Instructions for the task —
Search the data for the word "INTERNATIONAL" and copy every line that contains it.
(Material for this exercise Opens)
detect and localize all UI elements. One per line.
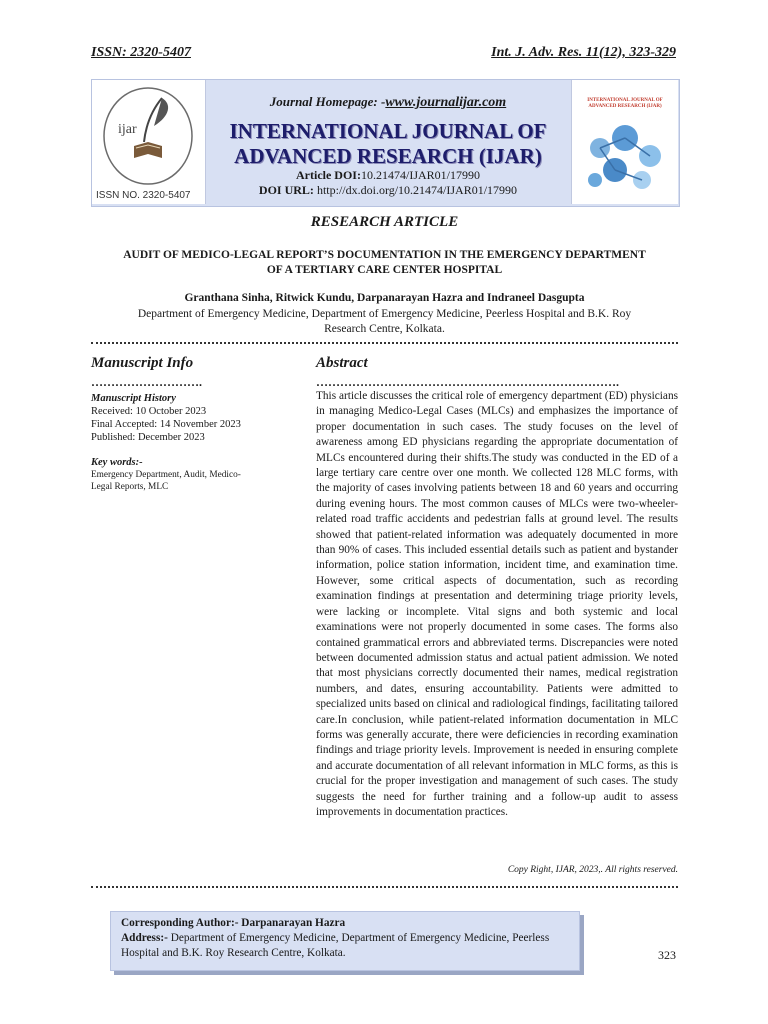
- cover-title: INTERNATIONAL JOURNAL OF ADVANCED RESEARCH (IJAR): [587, 98, 663, 109]
- affiliation-line2: Research Centre, Kolkata.: [324, 323, 445, 335]
- journal-title-line2: ADVANCED RESEARCH (IJAR): [234, 144, 542, 168]
- corresponding-author-label: Corresponding Author:- Darpanarayan Hazra: [121, 917, 346, 929]
- homepage-link[interactable]: www.journalijar.com: [385, 95, 507, 110]
- logo-issn: ISSN NO. 2320-5407: [96, 190, 191, 201]
- journal-cover-image: [571, 80, 678, 204]
- manuscript-history-label: Manuscript History: [91, 393, 176, 404]
- keywords-label: Key words:-: [91, 457, 143, 468]
- citation-header: Int. J. Adv. Res. 11(12), 323-329: [491, 45, 676, 60]
- abstract-dots: ………………………………………………………………….: [316, 375, 619, 389]
- abstract-heading: Abstract: [316, 355, 368, 371]
- molecule-cover-icon: [580, 118, 670, 198]
- affiliation-line1: Department of Emergency Medicine, Department of Emergency Medicine, Peerless Hospital and B.K. Roy: [137, 308, 632, 320]
- doi-url-link[interactable]: http://dx.doi.org/10.21474/IJAR01/17990: [316, 183, 518, 197]
- article-authors: Granthana Sinha, Ritwick Kundu, Darpanarayan Hazra and Indraneel Dasgupta: [184, 292, 585, 304]
- quill-book-icon: [92, 80, 205, 204]
- journal-logo: [92, 80, 206, 204]
- article-title-line1: AUDIT OF MEDICO-LEGAL REPORT’S DOCUMENTATION IN THE EMERGENCY DEPARTMENT: [123, 249, 646, 261]
- published-date: Published: December 2023: [91, 432, 205, 443]
- keywords-list: Emergency Department, Audit, Medico-Legal Reports, MLC: [91, 470, 241, 492]
- doi-value: 10.21474/IJAR01/17990: [360, 168, 480, 182]
- address-label: Address:-: [121, 932, 168, 944]
- copyright-notice: Copy Right, IJAR, 2023,. All rights reserved.: [507, 865, 678, 875]
- doi-url-label: DOI URL:: [258, 183, 314, 197]
- abstract-text: This article discusses the critical role of emergency department (ED) physicians in managing Medico-Legal Cases (MLCs) and emphasizes the importance of proper documentation in such cases. The study focuses on the level of awareness among ED physicians regarding the appropriate documentation of MLCs encountered during their shifts.The study was conducted in the ED of a large tertiary care centre over one month. We collected 128 MLC forms, with the majority of cases involving patients between 18 and 60 years and occurring during evening hours. The most common causes of MLCs were two-wheeler-related road traffic accidents and pedestrian falls at ground level. The results showed that patient-related information was adequately documented in more than 90% of cases. This included essential details such as patient and bystander information, police station information, incident time, and examination time. However, some critical aspects of documentation, such as recording examination findings at presentation and determining triage priority levels, were lacking or incomplete. Vital signs and both systemic and local examinations were not properly documented in some cases. The forms also contained grammatical errors and abbreviated terms. Discrepancies were noted between documented admission status and actual patient admission. We noted that most physicians correctly documented their names, medical registration numbers, and dates, ensuring accountability. Patients were admitted to specialized units based on clinical and radiological findings, facilitating tailored care.In conclusion, while patient-related information documentation in MLC forms was generally accurate, there were deficiencies in recording examination findings and triage priority levels. Improvement is needed in ensuring complete and accurate documentation of all relevant information in MLC forms, as this is crucial for the proper investigation and management of such cases. The study suggests the need for further training and a follow-up audit to assess improvements in documentation practices.: [316, 390, 678, 818]
- received-date: Received: 10 October 2023: [91, 406, 207, 417]
- article-type: RESEARCH ARTICLE: [310, 214, 459, 230]
- logo-text: ijar: [118, 122, 137, 137]
- doi-label: Article DOI:: [296, 168, 361, 182]
- article-title-line2: OF A TERTIARY CARE CENTER HOSPITAL: [266, 264, 503, 276]
- manuscript-info-heading: Manuscript Info: [91, 355, 194, 371]
- journal-title-line1: INTERNATIONAL JOURNAL OF: [229, 119, 547, 143]
- bottom-divider: [91, 886, 678, 892]
- manuscript-dots: ……………………….: [91, 375, 202, 389]
- issn-header: ISSN: 2320-5407: [91, 45, 191, 60]
- top-divider: [91, 342, 678, 348]
- accepted-date: Final Accepted: 14 November 2023: [91, 419, 241, 430]
- corresponding-author-box: [110, 911, 580, 971]
- page-number: 323: [658, 948, 676, 962]
- address-text: Department of Emergency Medicine, Department of Emergency Medicine, Peerless Hospital and B.K. Roy Research Centre, Kolkata.: [121, 932, 550, 959]
- homepage-label: Journal Homepage: -: [269, 94, 386, 109]
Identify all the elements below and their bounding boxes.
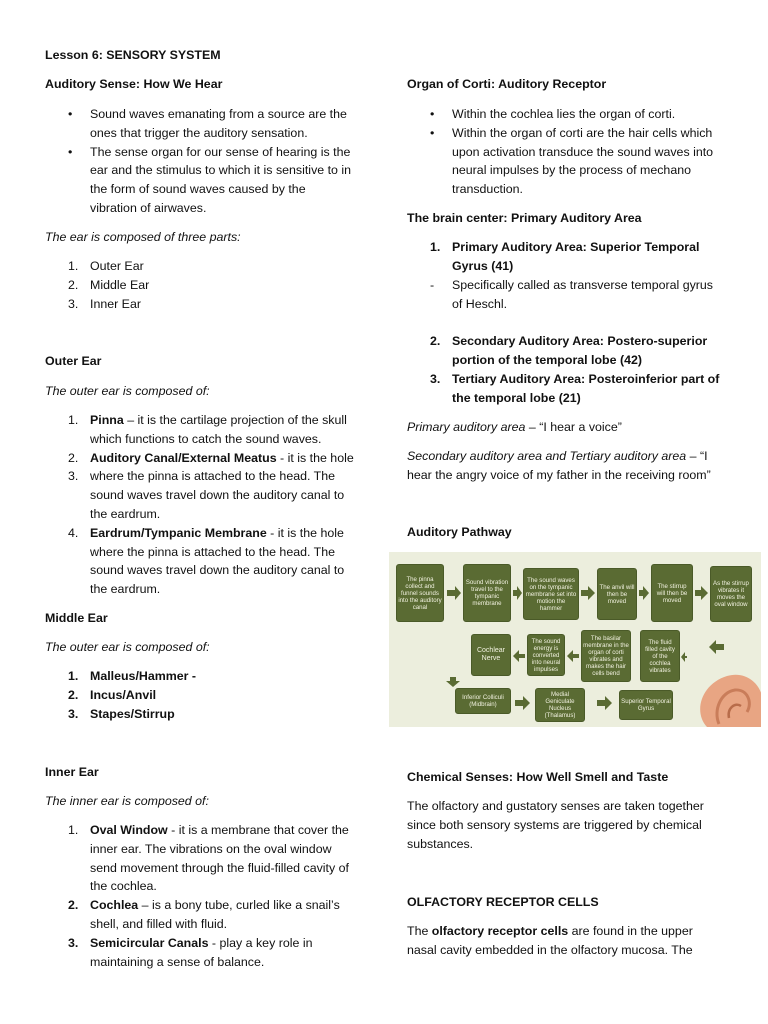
- arrow-right-icon: [597, 696, 612, 710]
- ear-parts-list: [68, 257, 149, 313]
- secondary-area: 2. Secondary Auditory Area: Postero-superior portion of the temporal lobe (42): [430, 334, 708, 367]
- list-item: 1. Outer Ear: [68, 259, 144, 273]
- auditory-pathway-diagram: [389, 552, 761, 727]
- auditory-pathway-heading: Auditory Pathway: [407, 525, 512, 539]
- auditory-bullets: [68, 105, 378, 218]
- pathway-step-tympanic: Sound vibration travel to the tympanic membrane: [463, 564, 511, 622]
- list-item: 4. Eardrum/Tympanic Membrane - it is the hole where the pinna is attached to the head. The sound waves travel down the auditory canal to the eardrum.: [68, 525, 345, 597]
- arrow-right-icon: [639, 586, 649, 600]
- brain-center-heading: The brain center: Primary Auditory Area: [407, 211, 642, 225]
- middle-ear-intro: The outer ear is composed of:: [45, 640, 210, 654]
- arrow-left-icon: [513, 650, 525, 662]
- tertiary-area: 3. Tertiary Auditory Area: Posteroinferior part of the temporal lobe (21): [430, 372, 720, 405]
- inner-ear-intro: The inner ear is composed of:: [45, 794, 209, 808]
- list-item: 1. Pinna – it is the cartilage projection of the skull which functions to catch the sound waves.: [68, 413, 347, 446]
- pathway-arrows: [389, 552, 761, 727]
- olfactory-heading: OLFACTORY RECEPTOR CELLS: [407, 895, 599, 909]
- chemical-senses-heading: Chemical Senses: How Well Smell and Taste: [407, 770, 669, 784]
- list-item: 1. Malleus/Hammer -: [68, 669, 197, 683]
- list-item: 3. Semicircular Canals - play a key role in maintaining a sense of balance.: [68, 935, 313, 969]
- arrow-left-icon: [681, 652, 687, 662]
- pathway-step-medial-geniculate: Medial Geniculate Nucleus (Thalamus): [535, 688, 585, 722]
- primary-quote: Primary auditory area – “I hear a voice”: [407, 420, 622, 434]
- ear-parts-intro: The ear is composed of three parts:: [45, 230, 241, 244]
- arrow-left-icon: [709, 640, 724, 654]
- outer-ear-intro: The outer ear is composed of:: [45, 384, 210, 398]
- outer-ear-heading: Outer Ear: [45, 354, 102, 368]
- arrow-right-icon: [695, 586, 708, 600]
- list-item: 1. Oval Window - it is a membrane that cover the inner ear. The vibrations on the oval window send movement through the fluid-filled cavity of the cochlea.: [68, 823, 349, 894]
- list-item: 2. Auditory Canal/External Meatus - it is the hole: [68, 450, 354, 465]
- pathway-step-cochlea-fluid: The fluid filled cavity of the cochlea vibrates: [640, 630, 680, 682]
- secondary-quote: Secondary auditory area and Tertiary auditory area – “I hear the angry voice of my father in the receiving room”: [407, 449, 711, 482]
- pathway-step-oval-window: As the stirrup vibrates it moves the oval window: [710, 566, 752, 622]
- arrow-right-icon: [513, 586, 522, 600]
- inner-ear-heading: Inner Ear: [45, 765, 99, 779]
- pathway-step-hammer: The sound waves on the tympanic membrane set into motion the hammer: [523, 568, 579, 620]
- pathway-step-cochlear-nerve: Cochlear Nerve: [471, 634, 511, 676]
- list-item: • Within the organ of corti are the hair cells which upon activation transduce the sound waves into neural impulses by the process of mechano transduction.: [430, 125, 714, 197]
- arrow-right-icon: [515, 696, 530, 710]
- arrow-right-icon: [447, 586, 461, 600]
- list-item: 3. where the pinna is attached to the head. The sound waves travel down the auditory canal to the eardrum.: [68, 469, 345, 521]
- list-item: 2. Incus/Anvil: [68, 687, 157, 702]
- lesson-title: Lesson 6: SENSORY SYSTEM: [45, 48, 221, 62]
- primary-area-note: - Specifically called as transverse temporal gyrus of Heschl.: [430, 278, 714, 311]
- pathway-step-pinna: The pinna collect and funnel sounds into the auditory canal: [396, 564, 444, 622]
- pathway-step-neural-impulses: The sound energy is converted into neural impulses: [527, 634, 565, 676]
- pathway-step-basilar-membrane: The basilar membrane in the organ of corti vibrates and makes the hair cells bend: [581, 630, 631, 682]
- list-item: 2. Cochlea – is a bony tube, curled like a snail’s shell, and filled with fluid.: [68, 898, 340, 931]
- corti-bullets: [430, 105, 750, 199]
- auditory-heading: Auditory Sense: How We Hear: [45, 77, 223, 91]
- list-item: 3. Inner Ear: [68, 296, 141, 311]
- pathway-step-anvil: The anvil will then be moved: [597, 568, 637, 620]
- list-item: 2. Middle Ear: [68, 277, 150, 292]
- ear-icon: [700, 675, 761, 727]
- olfactory-text: The olfactory receptor cells are found in the upper nasal cavity embedded in the olfactory mucosa. The: [407, 924, 693, 957]
- chemical-senses-text: The olfactory and gustatory senses are taken together since both sensory systems are triggered by chemical substances.: [407, 799, 704, 851]
- arrow-right-icon: [581, 586, 595, 600]
- list-item: • Within the cochlea lies the organ of corti.: [430, 107, 676, 121]
- inner-ear-list: [68, 821, 378, 971]
- corti-heading: Organ of Corti: Auditory Receptor: [407, 77, 607, 91]
- list-item: • The sense organ for our sense of hearing is the ear and the stimulus to which it is sensitive to in the form of sound waves caused by the vibration of airwaves.: [68, 144, 352, 215]
- pathway-step-inferior-colliculi: Inferior Colliculi (Midbrain): [455, 688, 511, 714]
- pathway-step-superior-temporal: Superior Temporal Gyrus: [619, 690, 673, 720]
- pathway-step-stirrup: The stirrup will then be moved: [651, 564, 693, 622]
- middle-ear-heading: Middle Ear: [45, 611, 108, 625]
- list-item: 3. Stapes/Stirrup: [68, 706, 175, 721]
- primary-area: 1. Primary Auditory Area: Superior Temporal Gyrus (41): [430, 240, 700, 273]
- list-item: • Sound waves emanating from a source are the ones that trigger the auditory sensation.: [68, 107, 347, 140]
- outer-ear-list: [68, 411, 378, 599]
- arrow-left-icon: [567, 650, 579, 662]
- middle-ear-list: [68, 667, 196, 723]
- arrow-down-icon: [446, 677, 460, 687]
(Material for this exercise Closes)
Problem solution —
- cover-title: INTERNATIONAL JOURNAL OF ADVANCED RESEARCH (IJAR): [587, 98, 663, 109]
- journal-title-line1: INTERNATIONAL JOURNAL OF: [229, 119, 547, 143]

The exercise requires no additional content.